··· The data ···

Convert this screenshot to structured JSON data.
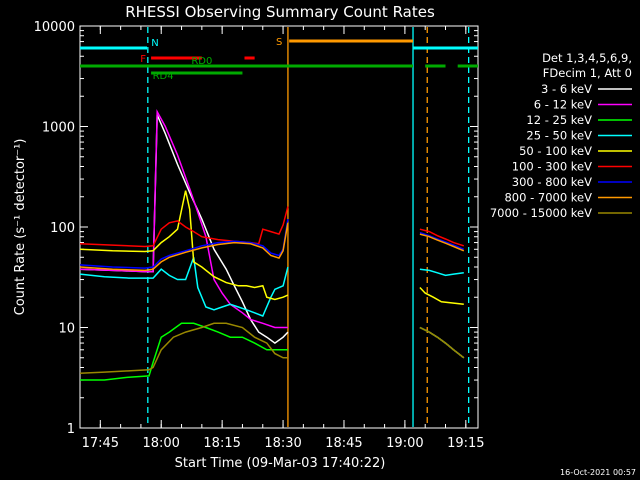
{
  "chart_data": {
    "type": "line",
    "title": "RHESSI Observing Summary Count Rates",
    "xlabel": "Start Time (09-Mar-03 17:40:22)",
    "ylabel": "Count Rate (s⁻¹ detector⁻¹)",
    "yscale": "log",
    "ylim": [
      1,
      10000
    ],
    "xlim_minutes": [
      0,
      98
    ],
    "x_tick_labels": [
      "17:45",
      "18:00",
      "18:15",
      "18:30",
      "18:45",
      "19:00",
      "19:15"
    ],
    "x_tick_minutes": [
      5,
      20,
      35,
      50,
      65,
      80,
      95
    ],
    "y_tick_labels": [
      "1",
      "10",
      "100",
      "1000",
      "10000"
    ],
    "y_tick_values": [
      1,
      10,
      100,
      1000,
      10000
    ],
    "legend_header": [
      "Det 1,3,4,5,6,9,",
      "FDecim 1, Att 0"
    ],
    "footer_date": "16-Oct-2021 00:57",
    "gaps_minutes": [
      [
        51.2,
        83.7
      ],
      [
        94.5,
        94.9
      ]
    ],
    "series": [
      {
        "name": "3 - 6 keV",
        "color": "#ffffff",
        "points": [
          [
            0,
            38
          ],
          [
            8,
            37
          ],
          [
            16,
            36
          ],
          [
            18,
            36
          ],
          [
            19,
            1300
          ],
          [
            21,
            850
          ],
          [
            24,
            420
          ],
          [
            27,
            220
          ],
          [
            30,
            120
          ],
          [
            33,
            60
          ],
          [
            36,
            38
          ],
          [
            38,
            26
          ],
          [
            40,
            18
          ],
          [
            42,
            12
          ],
          [
            44,
            9
          ],
          [
            46,
            8
          ],
          [
            48,
            7
          ],
          [
            50,
            8
          ],
          [
            51.2,
            9
          ],
          [
            83.7,
            10
          ],
          [
            86,
            9
          ],
          [
            88,
            8
          ],
          [
            90,
            7
          ],
          [
            92,
            6
          ],
          [
            94.5,
            5
          ]
        ]
      },
      {
        "name": "6 - 12 keV",
        "color": "#ff00ff",
        "points": [
          [
            0,
            38
          ],
          [
            8,
            37
          ],
          [
            16,
            36
          ],
          [
            18,
            36
          ],
          [
            19,
            1400
          ],
          [
            21,
            1000
          ],
          [
            24,
            520
          ],
          [
            27,
            240
          ],
          [
            29,
            140
          ],
          [
            31,
            80
          ],
          [
            33,
            30
          ],
          [
            35,
            22
          ],
          [
            37,
            17
          ],
          [
            40,
            14
          ],
          [
            42,
            12
          ],
          [
            45,
            11
          ],
          [
            48,
            10
          ],
          [
            50,
            10
          ],
          [
            51.2,
            10
          ],
          [
            83.7,
            10
          ],
          [
            86,
            9
          ],
          [
            88,
            8
          ],
          [
            90,
            7
          ],
          [
            92,
            6
          ],
          [
            94.5,
            5
          ]
        ]
      },
      {
        "name": "12 - 25 keV",
        "color": "#00ff00",
        "points": [
          [
            0,
            3
          ],
          [
            6,
            3
          ],
          [
            12,
            3.2
          ],
          [
            17,
            3.3
          ],
          [
            18,
            4.5
          ],
          [
            20,
            8
          ],
          [
            22,
            9
          ],
          [
            25,
            11
          ],
          [
            28,
            11
          ],
          [
            31,
            10
          ],
          [
            34,
            9
          ],
          [
            37,
            8
          ],
          [
            40,
            8
          ],
          [
            43,
            7
          ],
          [
            46,
            6
          ],
          [
            48,
            6
          ],
          [
            51.2,
            6
          ],
          [
            83.7,
            10
          ],
          [
            86,
            9
          ],
          [
            88,
            8
          ],
          [
            90,
            7
          ],
          [
            92,
            6
          ],
          [
            94.5,
            5
          ]
        ]
      },
      {
        "name": "25 - 50 keV",
        "color": "#00ffff",
        "points": [
          [
            0,
            34
          ],
          [
            6,
            32
          ],
          [
            12,
            31
          ],
          [
            18,
            31
          ],
          [
            20,
            38
          ],
          [
            22,
            33
          ],
          [
            24,
            30
          ],
          [
            26,
            30
          ],
          [
            28,
            50
          ],
          [
            29,
            25
          ],
          [
            31,
            16
          ],
          [
            33,
            15
          ],
          [
            35,
            16
          ],
          [
            37,
            17
          ],
          [
            39,
            16
          ],
          [
            41,
            15
          ],
          [
            43,
            14
          ],
          [
            45,
            13
          ],
          [
            47,
            20
          ],
          [
            48,
            24
          ],
          [
            50,
            26
          ],
          [
            51.2,
            40
          ],
          [
            83.7,
            38
          ],
          [
            86,
            37
          ],
          [
            88,
            35
          ],
          [
            90,
            33
          ],
          [
            92,
            34
          ],
          [
            94.5,
            35
          ]
        ]
      },
      {
        "name": "50 - 100 keV",
        "color": "#ffff00",
        "points": [
          [
            0,
            60
          ],
          [
            8,
            58
          ],
          [
            16,
            57
          ],
          [
            18,
            58
          ],
          [
            20,
            70
          ],
          [
            22,
            80
          ],
          [
            24,
            95
          ],
          [
            26,
            230
          ],
          [
            27,
            150
          ],
          [
            28,
            45
          ],
          [
            30,
            40
          ],
          [
            33,
            32
          ],
          [
            36,
            28
          ],
          [
            39,
            26
          ],
          [
            41,
            26
          ],
          [
            43,
            25
          ],
          [
            45,
            26
          ],
          [
            46,
            20
          ],
          [
            48,
            19
          ],
          [
            50,
            20
          ],
          [
            51.2,
            21
          ],
          [
            83.7,
            25
          ],
          [
            85,
            22
          ],
          [
            87,
            20
          ],
          [
            89,
            18
          ],
          [
            94.5,
            17
          ]
        ]
      },
      {
        "name": "100 - 300 keV",
        "color": "#ff0000",
        "points": [
          [
            0,
            68
          ],
          [
            8,
            66
          ],
          [
            16,
            64
          ],
          [
            18,
            65
          ],
          [
            20,
            95
          ],
          [
            22,
            110
          ],
          [
            24,
            115
          ],
          [
            26,
            100
          ],
          [
            28,
            90
          ],
          [
            30,
            80
          ],
          [
            34,
            75
          ],
          [
            38,
            72
          ],
          [
            42,
            70
          ],
          [
            44,
            68
          ],
          [
            45,
            95
          ],
          [
            47,
            90
          ],
          [
            49,
            85
          ],
          [
            50,
            105
          ],
          [
            51.2,
            160
          ],
          [
            83.7,
            95
          ],
          [
            86,
            90
          ],
          [
            88,
            82
          ],
          [
            90,
            76
          ],
          [
            92,
            70
          ],
          [
            94.5,
            65
          ]
        ]
      },
      {
        "name": "300 - 800 keV",
        "color": "#0000ff",
        "points": [
          [
            0,
            42
          ],
          [
            8,
            40
          ],
          [
            16,
            39
          ],
          [
            18,
            40
          ],
          [
            20,
            48
          ],
          [
            22,
            52
          ],
          [
            26,
            58
          ],
          [
            30,
            65
          ],
          [
            34,
            70
          ],
          [
            38,
            72
          ],
          [
            42,
            70
          ],
          [
            45,
            65
          ],
          [
            47,
            55
          ],
          [
            49,
            52
          ],
          [
            50,
            60
          ],
          [
            51.2,
            120
          ],
          [
            83.7,
            88
          ],
          [
            86,
            82
          ],
          [
            88,
            76
          ],
          [
            90,
            71
          ],
          [
            92,
            66
          ],
          [
            94.5,
            60
          ]
        ]
      },
      {
        "name": "800 - 7000 keV",
        "color": "#ff9900",
        "points": [
          [
            0,
            40
          ],
          [
            8,
            38
          ],
          [
            16,
            37
          ],
          [
            18,
            38
          ],
          [
            20,
            45
          ],
          [
            22,
            50
          ],
          [
            26,
            56
          ],
          [
            30,
            62
          ],
          [
            34,
            67
          ],
          [
            38,
            70
          ],
          [
            42,
            68
          ],
          [
            45,
            62
          ],
          [
            47,
            52
          ],
          [
            49,
            49
          ],
          [
            50,
            58
          ],
          [
            51.2,
            110
          ],
          [
            83.7,
            85
          ],
          [
            86,
            80
          ],
          [
            88,
            74
          ],
          [
            90,
            69
          ],
          [
            92,
            64
          ],
          [
            94.5,
            58
          ]
        ]
      },
      {
        "name": "7000 - 15000 keV",
        "color": "#998800",
        "points": [
          [
            0,
            3.5
          ],
          [
            6,
            3.6
          ],
          [
            12,
            3.7
          ],
          [
            17,
            3.8
          ],
          [
            18,
            4
          ],
          [
            20,
            6
          ],
          [
            23,
            8
          ],
          [
            26,
            9
          ],
          [
            30,
            10
          ],
          [
            33,
            11
          ],
          [
            36,
            11
          ],
          [
            40,
            10
          ],
          [
            43,
            8
          ],
          [
            46,
            7
          ],
          [
            48,
            5.5
          ],
          [
            50,
            5
          ],
          [
            51.2,
            5
          ],
          [
            83.7,
            10
          ],
          [
            86,
            9
          ],
          [
            88,
            8
          ],
          [
            90,
            7
          ],
          [
            92,
            6
          ],
          [
            94.5,
            5
          ]
        ]
      }
    ],
    "status_flags": [
      {
        "label": "N",
        "color": "#00ffff",
        "level": "top",
        "segments": [
          [
            0,
            16.5
          ],
          [
            82,
            98
          ]
        ]
      },
      {
        "label": "S",
        "color": "#ff9900",
        "level": "top-high",
        "segments": [
          [
            51.5,
            82
          ]
        ]
      },
      {
        "label": "F",
        "color": "#ff0000",
        "level": "mid-high",
        "segments": [
          [
            17.5,
            30
          ],
          [
            40.5,
            43
          ]
        ]
      },
      {
        "label": "RD0",
        "color": "#00aa00",
        "level": "mid-low",
        "segments": [
          [
            0,
            82
          ],
          [
            85,
            90
          ],
          [
            93,
            98
          ]
        ]
      },
      {
        "label": "RD4",
        "color": "#00aa00",
        "level": "low",
        "segments": [
          [
            17.5,
            40
          ]
        ]
      }
    ],
    "vertical_markers": [
      {
        "x": 16.7,
        "color": "#00ffff",
        "dashed": true
      },
      {
        "x": 51.2,
        "color": "#ff9900",
        "dashed": false
      },
      {
        "x": 82,
        "color": "#00ffff",
        "dashed": false
      },
      {
        "x": 85.5,
        "color": "#ff9900",
        "dashed": true
      },
      {
        "x": 95.7,
        "color": "#00ffff",
        "dashed": true
      }
    ]
  }
}
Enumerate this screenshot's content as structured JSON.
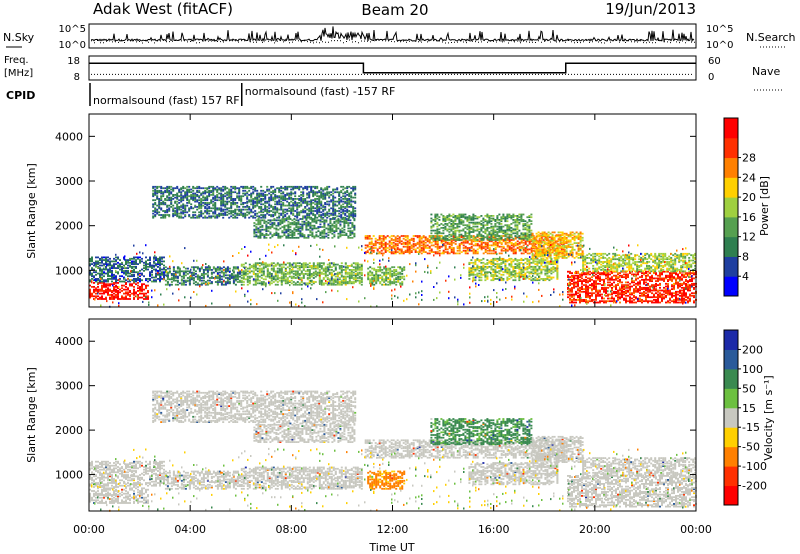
{
  "header": {
    "station": "Adak West (fitACF)",
    "beam": "Beam 20",
    "date": "19/Jun/2013"
  },
  "noise_panel": {
    "left_label": "N.Sky",
    "right_label": "N.Search",
    "left_ticks": [
      "10^5",
      "10^0"
    ],
    "right_ticks": [
      "10^5",
      "10^0"
    ]
  },
  "freq_panel": {
    "left_label_line1": "Freq.",
    "left_label_line2": "[MHz]",
    "right_label": "Nave",
    "left_ticks": [
      "18",
      "8"
    ],
    "right_ticks": [
      "60",
      "0"
    ],
    "freq_segments": [
      {
        "start_h": 0.0,
        "end_h": 10.85,
        "mhz": 15
      },
      {
        "start_h": 10.85,
        "end_h": 18.85,
        "mhz": 11
      },
      {
        "start_h": 18.85,
        "end_h": 24.0,
        "mhz": 15
      }
    ],
    "nave_level": 14
  },
  "cpid": {
    "label": "CPID",
    "segments": [
      {
        "start_h": 0.0,
        "text": "normalsound (fast) 157 RF"
      },
      {
        "start_h": 6.0,
        "text": "normalsound (fast) -157 RF"
      }
    ]
  },
  "x_axis": {
    "title": "Time UT",
    "ticks": [
      "00:00",
      "04:00",
      "08:00",
      "12:00",
      "16:00",
      "20:00",
      "00:00"
    ]
  },
  "power_panel": {
    "ylabel": "Slant Range [km]",
    "yticks": [
      "1000",
      "2000",
      "3000",
      "4000"
    ],
    "colorbar_label": "Power [dB]",
    "colorbar_ticks": [
      "4",
      "8",
      "12",
      "16",
      "20",
      "24",
      "28"
    ],
    "colors": [
      "#0000ff",
      "#1f3fa0",
      "#2f7f50",
      "#56a050",
      "#9fd040",
      "#ffd000",
      "#ff8000",
      "#ff3000",
      "#ff0000"
    ]
  },
  "velocity_panel": {
    "ylabel": "Slant Range [km]",
    "yticks": [
      "1000",
      "2000",
      "3000",
      "4000"
    ],
    "colorbar_label": "Velocity [m s⁻¹]",
    "colorbar_ticks": [
      "200",
      "100",
      "50",
      "15",
      "-15",
      "-50",
      "-100",
      "-200"
    ],
    "colors": [
      "#1c2aa8",
      "#2a5a9a",
      "#3a8a50",
      "#6cc040",
      "#c8c8c0",
      "#ffd000",
      "#ff8000",
      "#ff3000",
      "#ff0000"
    ]
  },
  "chart_data": {
    "type": "heatmap",
    "x_range_hours": [
      0,
      24
    ],
    "y_range_km": [
      180,
      4500
    ],
    "power_db_range": [
      0,
      32
    ],
    "velocity_range": [
      -250,
      250
    ],
    "scatter_bands": [
      {
        "start_h": 0.0,
        "end_h": 2.3,
        "r0_km": 380,
        "r1_km": 770,
        "power_db": 29,
        "velocity": 0
      },
      {
        "start_h": 0.0,
        "end_h": 3.0,
        "r0_km": 770,
        "r1_km": 1330,
        "power_db": 7,
        "velocity": 0
      },
      {
        "start_h": 2.5,
        "end_h": 10.5,
        "r0_km": 2200,
        "r1_km": 2900,
        "power_db": 8,
        "velocity": 0
      },
      {
        "start_h": 6.5,
        "end_h": 10.5,
        "r0_km": 1750,
        "r1_km": 2200,
        "power_db": 10,
        "velocity": 0
      },
      {
        "start_h": 6.0,
        "end_h": 10.8,
        "r0_km": 700,
        "r1_km": 1200,
        "power_db": 14,
        "velocity": 0
      },
      {
        "start_h": 10.9,
        "end_h": 18.8,
        "r0_km": 1400,
        "r1_km": 1800,
        "power_db": 24,
        "velocity": 0
      },
      {
        "start_h": 11.0,
        "end_h": 12.5,
        "r0_km": 700,
        "r1_km": 1100,
        "power_db": 14,
        "velocity": -60
      },
      {
        "start_h": 13.5,
        "end_h": 17.5,
        "r0_km": 1700,
        "r1_km": 2300,
        "power_db": 12,
        "velocity": 60
      },
      {
        "start_h": 15.0,
        "end_h": 18.5,
        "r0_km": 800,
        "r1_km": 1300,
        "power_db": 16,
        "velocity": 0
      },
      {
        "start_h": 17.5,
        "end_h": 19.5,
        "r0_km": 1300,
        "r1_km": 1900,
        "power_db": 20,
        "velocity": 0
      },
      {
        "start_h": 18.9,
        "end_h": 24.0,
        "r0_km": 300,
        "r1_km": 1000,
        "power_db": 28,
        "velocity": 0
      },
      {
        "start_h": 19.5,
        "end_h": 24.0,
        "r0_km": 1000,
        "r1_km": 1400,
        "power_db": 16,
        "velocity": 0
      },
      {
        "start_h": 3.0,
        "end_h": 6.0,
        "r0_km": 700,
        "r1_km": 1100,
        "power_db": 9,
        "velocity": 0
      }
    ]
  }
}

···

> [Your objective]: How many of these lines contain "text"? Write only the number.

> [Response below]: 2